_WRITTEN PROBLEM_. Track down every line below that holds "课件出示" and copy it.

_MATERIAL_.
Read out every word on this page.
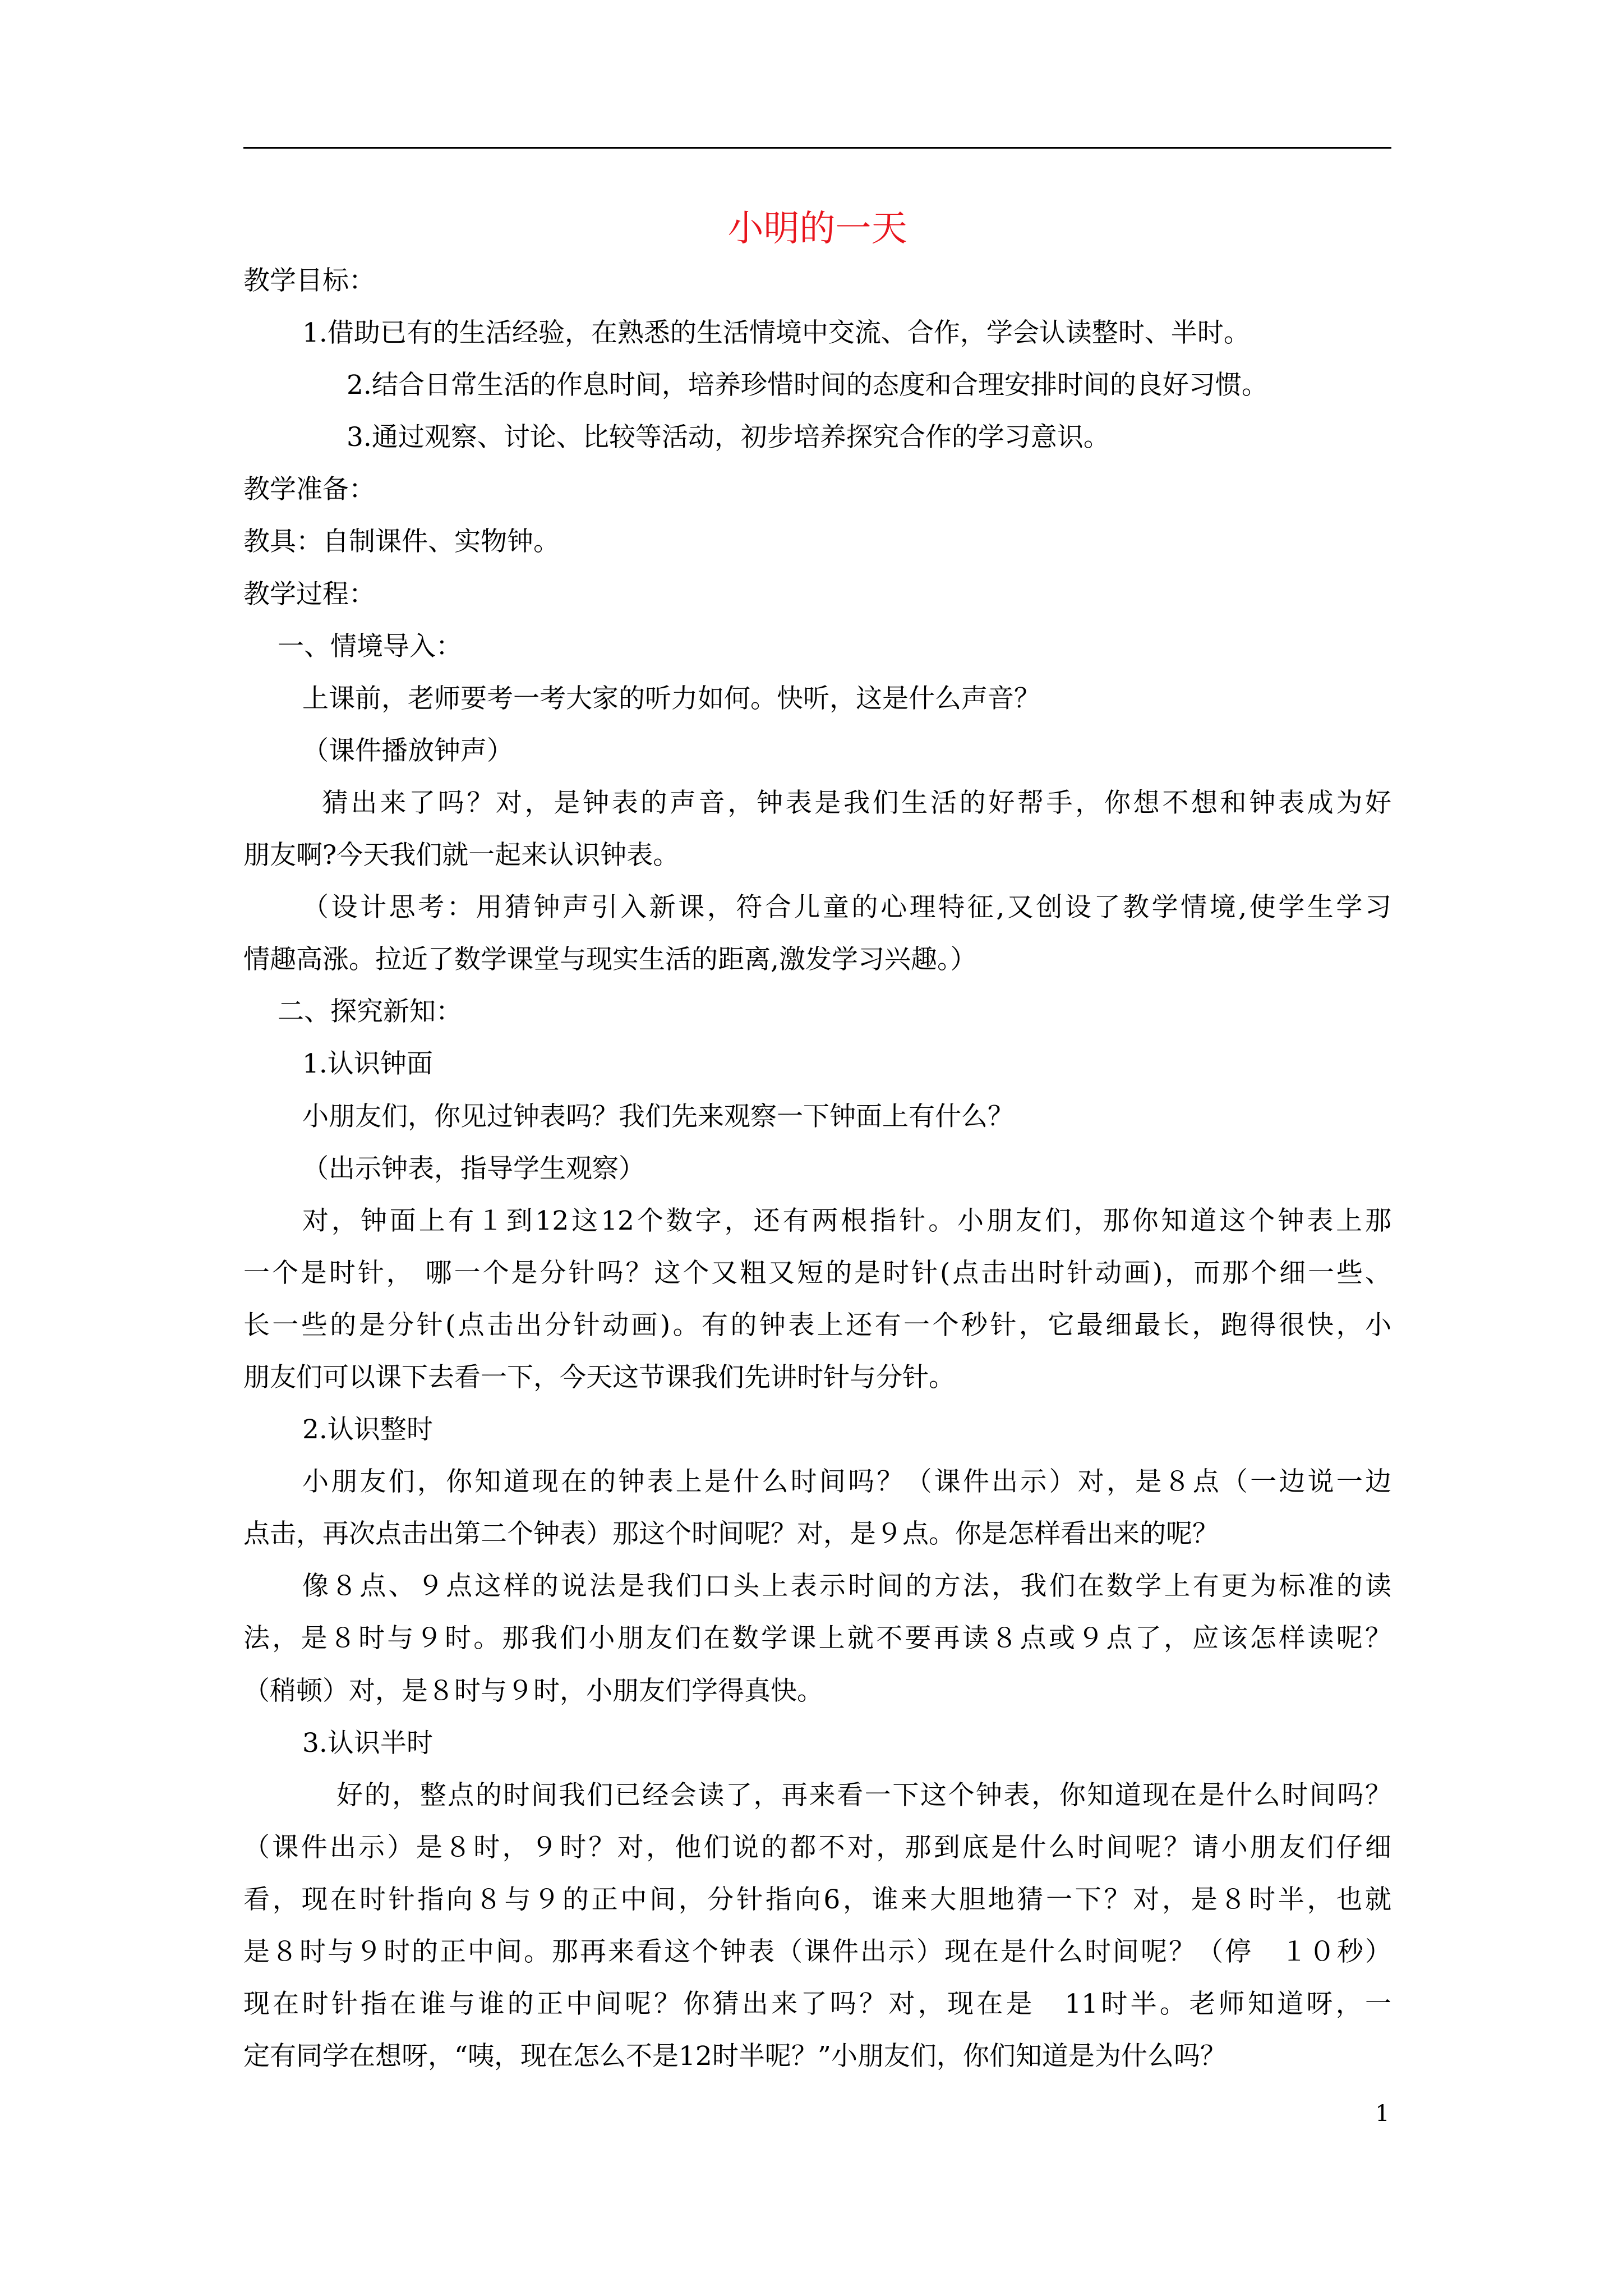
小明的一天
教学目标：
1.借助已有的生活经验，在熟悉的生活情境中交流、合作，学会认读整时、半时。
2.结合日常生活的作息时间，培养珍惜时间的态度和合理安排时间的良好习惯。
3.通过观察、讨论、比较等活动，初步培养探究合作的学习意识。
教学准备：
教具：自制课件、实物钟。
教学过程：
一、情境导入：
上课前，老师要考一考大家的听力如何。快听，这是什么声音？
（课件播放钟声）
猜出来了吗？对，是钟表的声音，钟表是我们生活的好帮手，你想不想和钟表成为好
朋友啊?今天我们就一起来认识钟表。
（设计思考：用猜钟声引入新课，符合儿童的心理特征,又创设了教学情境,使学生学习
情趣高涨。拉近了数学课堂与现实生活的距离,激发学习兴趣。）
二、探究新知：
1.认识钟面
小朋友们，你见过钟表吗？我们先来观察一下钟面上有什么？
（出示钟表，指导学生观察）
对，钟面上有１到12这12个数字，还有两根指针。小朋友们，那你知道这个钟表上那
一个是时针， 哪一个是分针吗？这个又粗又短的是时针(点击出时针动画)，而那个细一些、
长一些的是分针(点击出分针动画)。有的钟表上还有一个秒针，它最细最长，跑得很快，小
朋友们可以课下去看一下，今天这节课我们先讲时针与分针。
2.认识整时
小朋友们，你知道现在的钟表上是什么时间吗？（课件出示）对，是８点（一边说一边
点击，再次点击出第二个钟表）那这个时间呢？对，是９点。你是怎样看出来的呢？
像８点、９点这样的说法是我们口头上表示时间的方法，我们在数学上有更为标准的读
法，是８时与９时。那我们小朋友们在数学课上就不要再读８点或９点了，应该怎样读呢？
（稍顿）对，是８时与９时，小朋友们学得真快。
3.认识半时
好的，整点的时间我们已经会读了，再来看一下这个钟表，你知道现在是什么时间吗？
（课件出示）是８时，９时？对，他们说的都不对，那到底是什么时间呢？请小朋友们仔细
看，现在时针指向８与９的正中间，分针指向6，谁来大胆地猜一下？对，是８时半，也就
是８时与９时的正中间。那再来看这个钟表（课件出示）现在是什么时间呢？（停　１０秒）
现在时针指在谁与谁的正中间呢？你猜出来了吗？对，现在是　11时半。老师知道呀，一
定有同学在想呀，“咦，现在怎么不是12时半呢？”小朋友们，你们知道是为什么吗？
1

_ANSWER BELOW_.
小朋友们，你知道现在的钟表上是什么时间吗？（课件出示）对，是８点（一边说一边
（课件出示）是８时，９时？对，他们说的都不对，那到底是什么时间呢？请小朋友们仔细
是８时与９时的正中间。那再来看这个钟表（课件出示）现在是什么时间呢？（停　１０秒）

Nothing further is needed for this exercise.